- _GOAL_
Identify the lines that include the word "文字方向判断的反应时", then copy all of them.

- _RECORDS SHOWN_
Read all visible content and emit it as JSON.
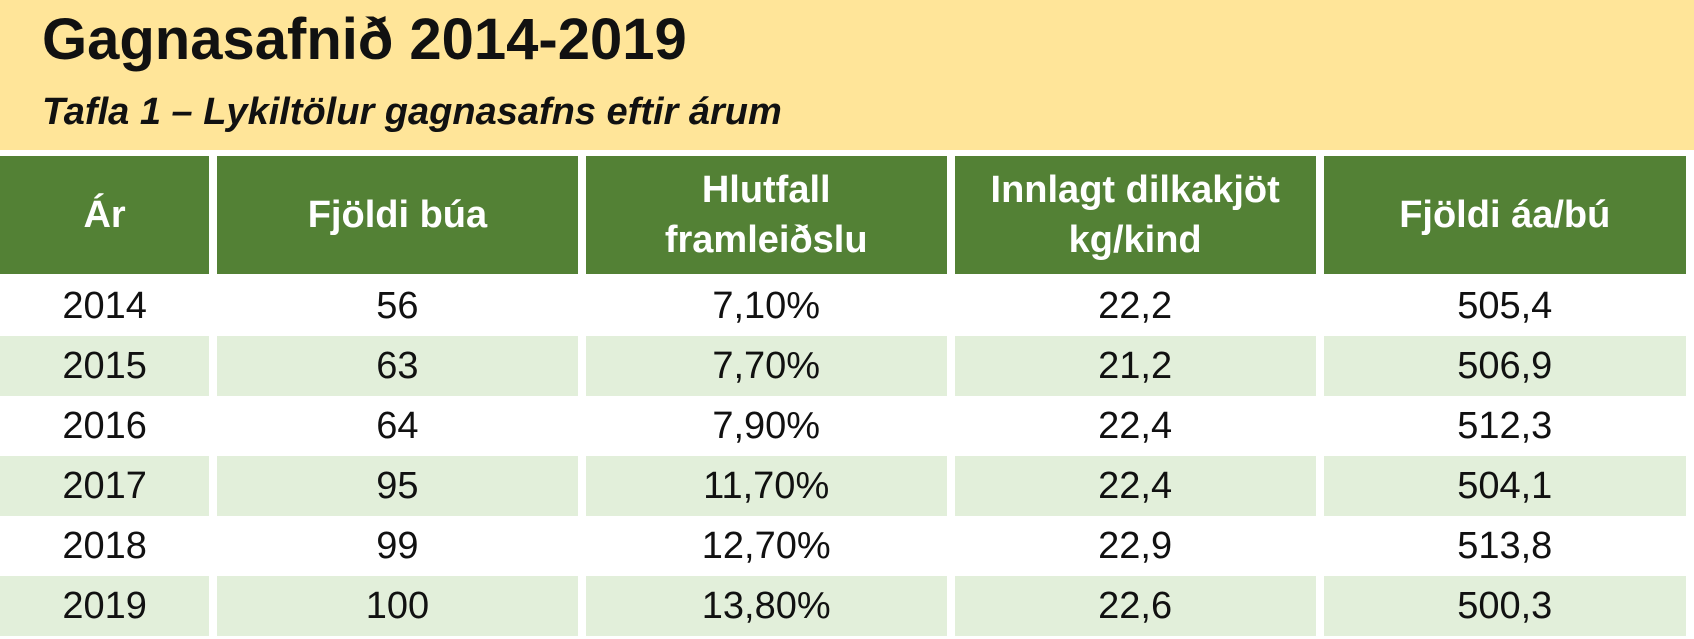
{
  "header": {
    "title": "Gagnasafnið 2014-2019",
    "subtitle": "Tafla 1 – Lykiltölur gagnasafns eftir árum"
  },
  "table": {
    "columns": {
      "year": "Ár",
      "farms": "Fjöldi búa",
      "share_line1": "Hlutfall",
      "share_line2": "framleiðslu",
      "meat_line1": "Innlagt dilkakjöt",
      "meat_line2": "kg/kind",
      "ewes": "Fjöldi áa/bú"
    },
    "rows": [
      {
        "year": "2014",
        "farms": "56",
        "share": "7,10%",
        "meat": "22,2",
        "ewes": "505,4"
      },
      {
        "year": "2015",
        "farms": "63",
        "share": "7,70%",
        "meat": "21,2",
        "ewes": "506,9"
      },
      {
        "year": "2016",
        "farms": "64",
        "share": "7,90%",
        "meat": "22,4",
        "ewes": "512,3"
      },
      {
        "year": "2017",
        "farms": "95",
        "share": "11,70%",
        "meat": "22,4",
        "ewes": "504,1"
      },
      {
        "year": "2018",
        "farms": "99",
        "share": "12,70%",
        "meat": "22,9",
        "ewes": "513,8"
      },
      {
        "year": "2019",
        "farms": "100",
        "share": "13,80%",
        "meat": "22,6",
        "ewes": "500,3"
      }
    ]
  },
  "colors": {
    "banner": "#ffe599",
    "header_bg": "#538135",
    "header_text": "#ffffff",
    "stripe": "#e2efda"
  }
}
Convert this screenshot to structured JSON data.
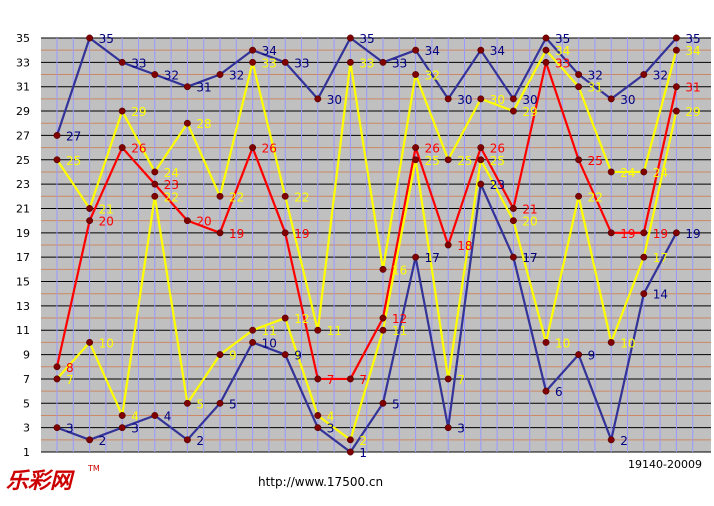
{
  "chart_data": {
    "type": "line",
    "title": "",
    "xlabel": "",
    "ylabel": "",
    "ylim": [
      1,
      35
    ],
    "y_ticks": [
      1,
      3,
      5,
      7,
      9,
      11,
      13,
      15,
      17,
      19,
      21,
      23,
      25,
      27,
      29,
      31,
      33,
      35
    ],
    "x": [
      1,
      2,
      3,
      4,
      5,
      6,
      7,
      8,
      9,
      10,
      11,
      12,
      13,
      14,
      15,
      16,
      17,
      18,
      19,
      20
    ],
    "grid": true,
    "legend": "none",
    "series": [
      {
        "color": "#333399",
        "label_color": "#000080",
        "values": [
          27,
          35,
          33,
          32,
          31,
          32,
          34,
          33,
          30,
          35,
          33,
          34,
          30,
          34,
          30,
          35,
          32,
          30,
          32,
          35
        ]
      },
      {
        "color": "#ffff00",
        "label_color": "#ffff00",
        "values": [
          25,
          21,
          29,
          24,
          28,
          22,
          33,
          22,
          11,
          33,
          16,
          32,
          25,
          30,
          29,
          34,
          31,
          24,
          24,
          34
        ]
      },
      {
        "color": "#ff0000",
        "label_color": "#ff0000",
        "values": [
          8,
          20,
          26,
          23,
          20,
          19,
          26,
          19,
          7,
          7,
          12,
          26,
          18,
          26,
          21,
          33,
          25,
          19,
          19,
          31
        ]
      },
      {
        "color": "#ffff00",
        "label_color": "#ffff00",
        "values": [
          7,
          10,
          4,
          22,
          5,
          9,
          11,
          12,
          4,
          2,
          11,
          25,
          7,
          25,
          20,
          10,
          22,
          10,
          17,
          29
        ]
      },
      {
        "color": "#333399",
        "label_color": "#000080",
        "values": [
          3,
          2,
          3,
          4,
          2,
          5,
          10,
          9,
          3,
          1,
          5,
          17,
          3,
          23,
          17,
          6,
          9,
          2,
          14,
          19
        ]
      }
    ]
  },
  "footer": {
    "logo_text": "乐彩网",
    "trademark": "TM",
    "url": "http://www.17500.cn",
    "range": "19140-20009"
  },
  "colors": {
    "plot_bg": "#c0c0c0",
    "marker_fill": "#800000",
    "vertical_grid": "#9999ff",
    "horizontal_grid": "#000000",
    "even_grid": "#cc8866",
    "logo": "#cc0000"
  }
}
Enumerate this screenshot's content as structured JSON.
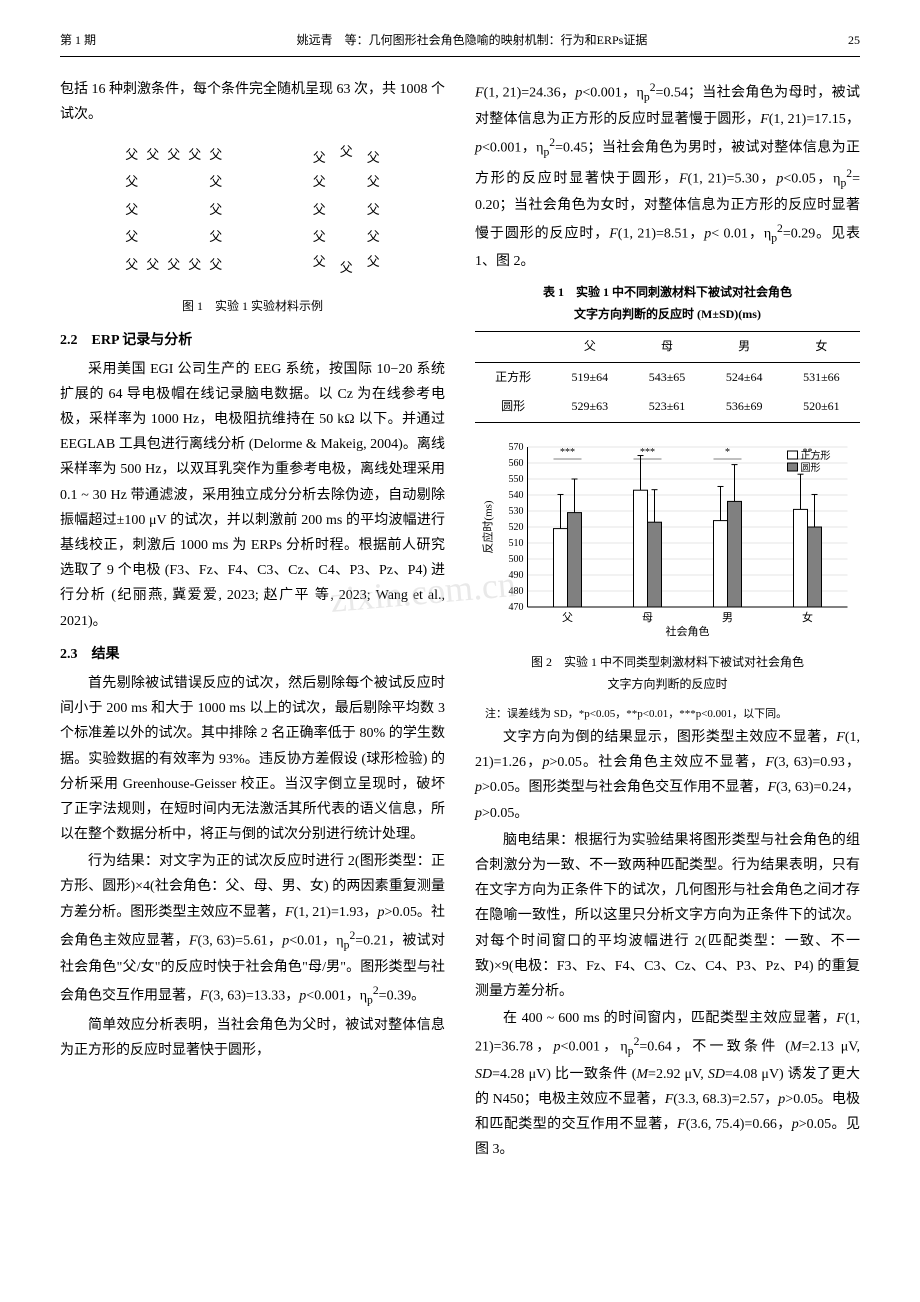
{
  "header": {
    "issue": "第 1 期",
    "title": "姚远青　等：几何图形社会角色隐喻的映射机制：行为和ERPs证据",
    "page": "25"
  },
  "left": {
    "p1": "包括 16 种刺激条件，每个条件完全随机呈现 63 次，共 1008 个试次。",
    "fig1_caption": "图 1　实验 1 实验材料示例",
    "stimuli_char": "父",
    "sec22_title": "2.2　ERP 记录与分析",
    "sec22_p1": "采用美国 EGI 公司生产的 EEG 系统，按国际 10−20 系统扩展的 64 导电极帽在线记录脑电数据。以 Cz 为在线参考电极，采样率为 1000 Hz，电极阻抗维持在 50 kΩ 以下。并通过 EEGLAB 工具包进行离线分析 (Delorme & Makeig, 2004)。离线采样率为 500 Hz，以双耳乳突作为重参考电极，离线处理采用 0.1 ~ 30 Hz 带通滤波，采用独立成分分析去除伪迹，自动剔除振幅超过±100 μV 的试次，并以刺激前 200 ms 的平均波幅进行基线校正，刺激后 1000 ms 为 ERPs 分析时程。根据前人研究选取了 9 个电极 (F3、Fz、F4、C3、Cz、C4、P3、Pz、P4) 进行分析 (纪丽燕, 冀爱爱, 2023; 赵广平 等, 2023; Wang et al., 2021)。",
    "sec23_title": "2.3　结果",
    "sec23_p1": "首先剔除被试错误反应的试次，然后剔除每个被试反应时间小于 200 ms 和大于 1000 ms 以上的试次，最后剔除平均数 3 个标准差以外的试次。其中排除 2 名正确率低于 80% 的学生数据。实验数据的有效率为 93%。违反协方差假设 (球形检验) 的分析采用 Greenhouse-Geisser 校正。当汉字倒立呈现时，破坏了正字法规则，在短时间内无法激活其所代表的语义信息，所以在整个数据分析中，将正与倒的试次分别进行统计处理。",
    "sec23_p2_a": "行为结果：对文字为正的试次反应时进行 2(图形类型：正方形、圆形)×4(社会角色：父、母、男、女) 的两因素重复测量方差分析。图形类型主效应不显著，",
    "sec23_p2_b": "(1, 21)=1.93，",
    "sec23_p2_c": ">0.05。社会角色主效应显著，",
    "sec23_p2_d": "(3, 63)=5.61，",
    "sec23_p2_e": "<0.01，η",
    "sec23_p2_f": "=0.21，被试对社会角色\"父/女\"的反应时快于社会角色\"母/男\"。图形类型与社会角色交互作用显著，",
    "sec23_p2_g": "(3, 63)=13.33，",
    "sec23_p2_h": "<0.001，η",
    "sec23_p2_i": "=0.39。",
    "sec23_p3": "简单效应分析表明，当社会角色为父时，被试对整体信息为正方形的反应时显著快于圆形，"
  },
  "right": {
    "p1_a": "(1, 21)=24.36，",
    "p1_b": "<0.001，η",
    "p1_c": "=0.54；当社会角色为母时，被试对整体信息为正方形的反应时显著慢于圆形，",
    "p1_d": "(1, 21)=17.15，",
    "p1_e": "<0.001，η",
    "p1_f": "=0.45；当社会角色为男时，被试对整体信息为正方形的反应时显著快于圆形，",
    "p1_g": "(1, 21)=5.30，",
    "p1_h": "<0.05，η",
    "p1_i": "= 0.20；当社会角色为女时，对整体信息为正方形的反应时显著慢于圆形的反应时，",
    "p1_j": "(1, 21)=8.51，",
    "p1_k": "< 0.01，η",
    "p1_l": "=0.29。见表 1、图 2。",
    "table1_title1": "表 1　实验 1 中不同刺激材料下被试对社会角色",
    "table1_title2": "文字方向判断的反应时 (M±SD)(ms)",
    "table1": {
      "cols": [
        "",
        "父",
        "母",
        "男",
        "女"
      ],
      "rows": [
        [
          "正方形",
          "519±64",
          "543±65",
          "524±64",
          "531±66"
        ],
        [
          "圆形",
          "529±63",
          "523±61",
          "536±69",
          "520±61"
        ]
      ]
    },
    "chart": {
      "type": "bar",
      "categories": [
        "父",
        "母",
        "男",
        "女"
      ],
      "series": [
        {
          "name": "正方形",
          "color": "#ffffff",
          "stroke": "#000000",
          "values": [
            519,
            543,
            524,
            531
          ],
          "sd": [
            64,
            65,
            64,
            66
          ]
        },
        {
          "name": "圆形",
          "color": "#808080",
          "stroke": "#000000",
          "values": [
            529,
            523,
            536,
            520
          ],
          "sd": [
            63,
            61,
            69,
            61
          ]
        }
      ],
      "ylim": [
        470,
        570
      ],
      "ytick_step": 10,
      "ylabel": "反应时(ms)",
      "xlabel": "社会角色",
      "legend_items": [
        "正方形",
        "圆形"
      ],
      "sig": [
        "***",
        "***",
        "*",
        "**"
      ],
      "background_color": "#ffffff",
      "grid_color": "#cccccc",
      "error_bar_color": "#000000",
      "bar_width": 0.35,
      "font_size": 10
    },
    "fig2_caption1": "图 2　实验 1 中不同类型刺激材料下被试对社会角色",
    "fig2_caption2": "文字方向判断的反应时",
    "fig2_note": "注：误差线为 SD，*p<0.05，**p<0.01，***p<0.001，以下同。",
    "p2_a": "文字方向为倒的结果显示，图形类型主效应不显著，",
    "p2_b": "(1, 21)=1.26，",
    "p2_c": ">0.05。社会角色主效应不显著，",
    "p2_d": "(3, 63)=0.93，",
    "p2_e": ">0.05。图形类型与社会角色交互作用不显著，",
    "p2_f": "(3, 63)=0.24，",
    "p2_g": ">0.05。",
    "p3": "脑电结果：根据行为实验结果将图形类型与社会角色的组合刺激分为一致、不一致两种匹配类型。行为结果表明，只有在文字方向为正条件下的试次，几何图形与社会角色之间才存在隐喻一致性，所以这里只分析文字方向为正条件下的试次。对每个时间窗口的平均波幅进行 2(匹配类型：一致、不一致)×9(电极：F3、Fz、F4、C3、Cz、C4、P3、Pz、P4) 的重复测量方差分析。",
    "p4_a": "在 400 ~ 600 ms 的时间窗内，匹配类型主效应显著，",
    "p4_b": "(1, 21)=36.78，",
    "p4_c": "<0.001，η",
    "p4_d": "=0.64，不一致条件 (",
    "p4_e": "=2.13 μV, ",
    "p4_f": "=4.28 μV) 比一致条件 (",
    "p4_g": "=2.92 μV, ",
    "p4_h": "=4.08 μV) 诱发了更大的 N450；电极主效应不显著，",
    "p4_i": "(3.3, 68.3)=2.57，",
    "p4_j": ">0.05。电极和匹配类型的交互作用不显著，",
    "p4_k": "(3.6, 75.4)=0.66，",
    "p4_l": ">0.05。见图 3。"
  },
  "watermark": "zixin.com.cn"
}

- _WRITTEN RESPONSE_
    "table1_title2": "文字方向判断的反应时 (M±SD)(ms)",
    "fig2_caption2": "文字方向判断的反应时",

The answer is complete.